Instruction: Write out all the lines again, precisely as they stand, but without the images.

Records shown:
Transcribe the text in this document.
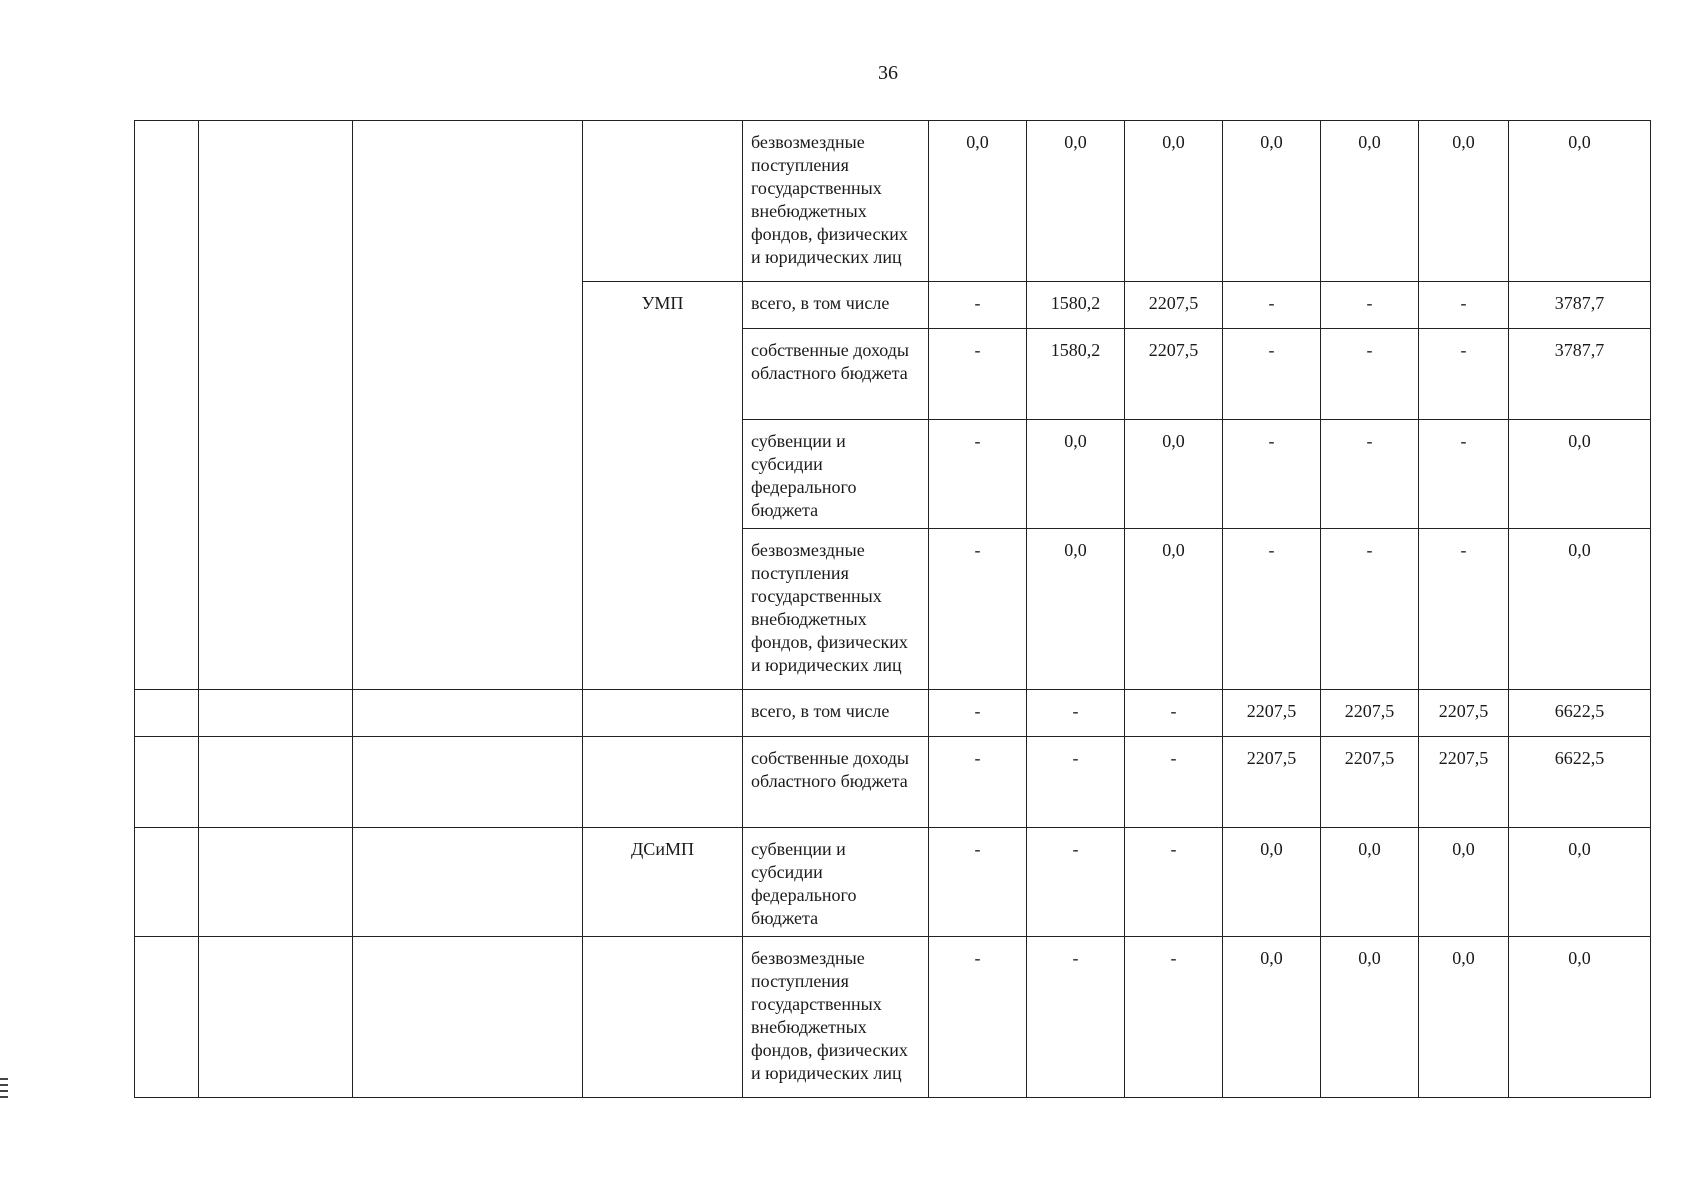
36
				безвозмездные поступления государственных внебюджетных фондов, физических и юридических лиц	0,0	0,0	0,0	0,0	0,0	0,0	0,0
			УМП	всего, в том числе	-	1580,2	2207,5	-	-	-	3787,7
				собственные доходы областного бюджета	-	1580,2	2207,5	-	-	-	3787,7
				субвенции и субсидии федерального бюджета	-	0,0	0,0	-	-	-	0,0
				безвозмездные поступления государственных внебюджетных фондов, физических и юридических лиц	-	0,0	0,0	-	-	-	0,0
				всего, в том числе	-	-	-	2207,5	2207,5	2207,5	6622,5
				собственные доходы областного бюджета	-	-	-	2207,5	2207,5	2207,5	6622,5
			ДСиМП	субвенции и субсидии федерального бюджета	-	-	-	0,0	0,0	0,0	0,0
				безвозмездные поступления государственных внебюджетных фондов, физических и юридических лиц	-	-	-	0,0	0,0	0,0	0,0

Result for this task:
Transcribe the text in this document.
36
				безвозмездные поступления государственных внебюджетных фондов, физических и юридических лиц	0,0	0,0	0,0	0,0	0,0	0,0	0,0
			УМП	всего, в том числе	-	1580,2	2207,5	-	-	-	3787,7
				собственные доходы областного бюджета	-	1580,2	2207,5	-	-	-	3787,7
				субвенции и субсидии федерального бюджета	-	0,0	0,0	-	-	-	0,0
				безвозмездные поступления государственных внебюджетных фондов, физических и юридических лиц	-	0,0	0,0	-	-	-	0,0
				всего, в том числе	-	-	-	2207,5	2207,5	2207,5	6622,5
				собственные доходы областного бюджета	-	-	-	2207,5	2207,5	2207,5	6622,5
			ДСиМП	субвенции и субсидии федерального бюджета	-	-	-	0,0	0,0	0,0	0,0
				безвозмездные поступления государственных внебюджетных фондов, физических и юридических лиц	-	-	-	0,0	0,0	0,0	0,0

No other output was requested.